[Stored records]
[start]
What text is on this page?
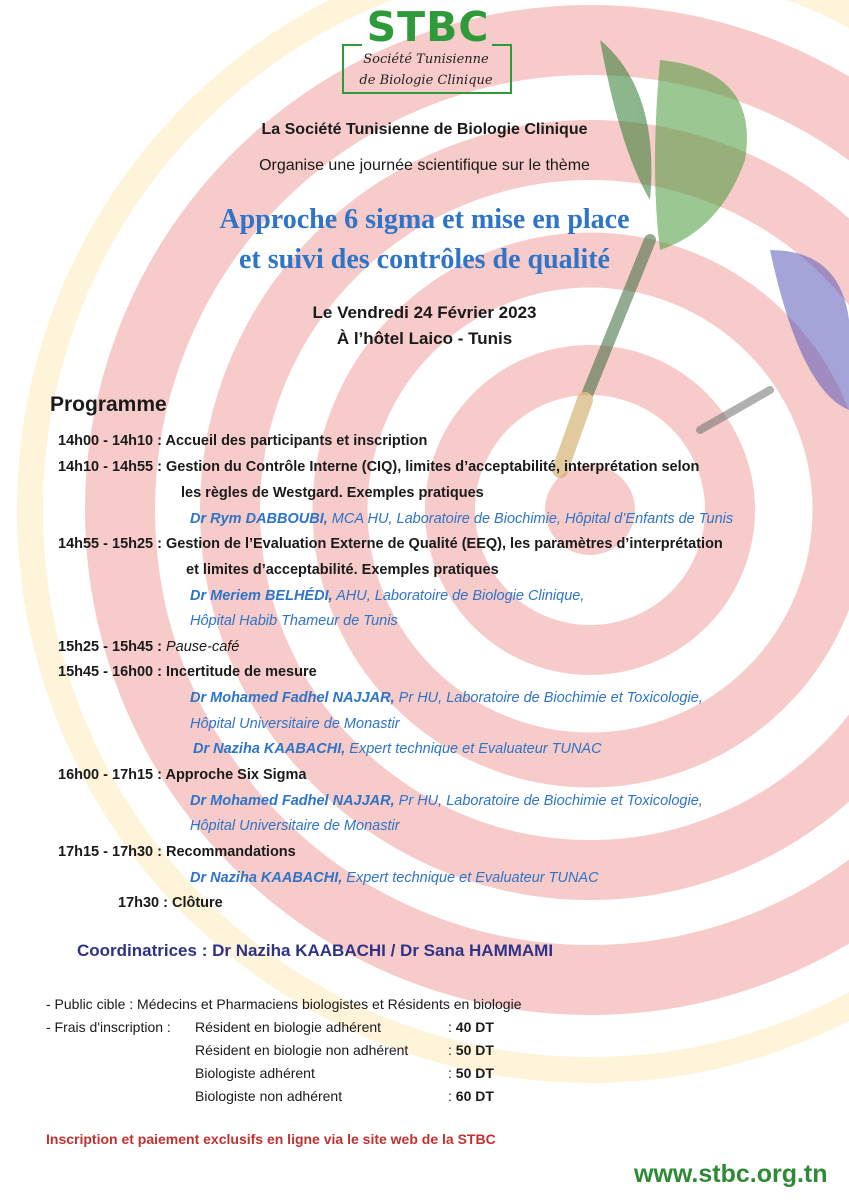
STBC
Société Tunisienne
de Biologie Clinique
La Société Tunisienne de Biologie Clinique
Organise une journée scientifique sur le thème
Approche 6 sigma et mise en place
et suivi des contrôles de qualité
Le Vendredi 24 Février 2023
À l’hôtel Laico - Tunis
Programme
14h00 - 14h10 : Accueil des participants et inscription
14h10 - 14h55 : Gestion du Contrôle Interne (CIQ), limites d’acceptabilité, interprétation selon
les règles de Westgard. Exemples pratiques
Dr Rym DABBOUBI, MCA HU, Laboratoire de Biochimie, Hôpital d’Enfants de Tunis
14h55 - 15h25 : Gestion de l’Evaluation Externe de Qualité (EEQ), les paramètres d’interprétation
et limites d’acceptabilité. Exemples pratiques
Dr Meriem BELHÉDI, AHU, Laboratoire de Biologie Clinique,
Hôpital Habib Thameur de Tunis
15h25 - 15h45 : Pause-café
15h45 - 16h00 : Incertitude de mesure
Dr Mohamed Fadhel NAJJAR, Pr HU, Laboratoire de Biochimie et Toxicologie,
Hôpital Universitaire de Monastir
Dr Naziha KAABACHI, Expert technique et Evaluateur TUNAC
16h00 - 17h15 : Approche Six Sigma
Dr Mohamed Fadhel NAJJAR, Pr HU, Laboratoire de Biochimie et Toxicologie,
Hôpital Universitaire de Monastir
17h15 - 17h30 : Recommandations
Dr Naziha KAABACHI, Expert technique et Evaluateur TUNAC
17h30 : Clôture
Coordinatrices : Dr Naziha KAABACHI / Dr Sana HAMMAMI
- Public cible : Médecins et Pharmaciens biologistes et Résidents en biologie
- Frais d'inscription : Résident en biologie adhérent	: 40 DT
Résident en biologie non adhérent	: 50 DT
Biologiste adhérent	: 50 DT
Biologiste non adhérent	: 60 DT
Inscription et paiement exclusifs en ligne via le site web de la STBC
www.stbc.org.tn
[end]
- **What is asked**
Using the entries above, return each line in which the word "Clinique" occurs.

- **Answer to the problem**
de Biologie Clinique
La Société Tunisienne de Biologie Clinique
Dr Meriem BELHÉDI, AHU, Laboratoire de Biologie Clinique,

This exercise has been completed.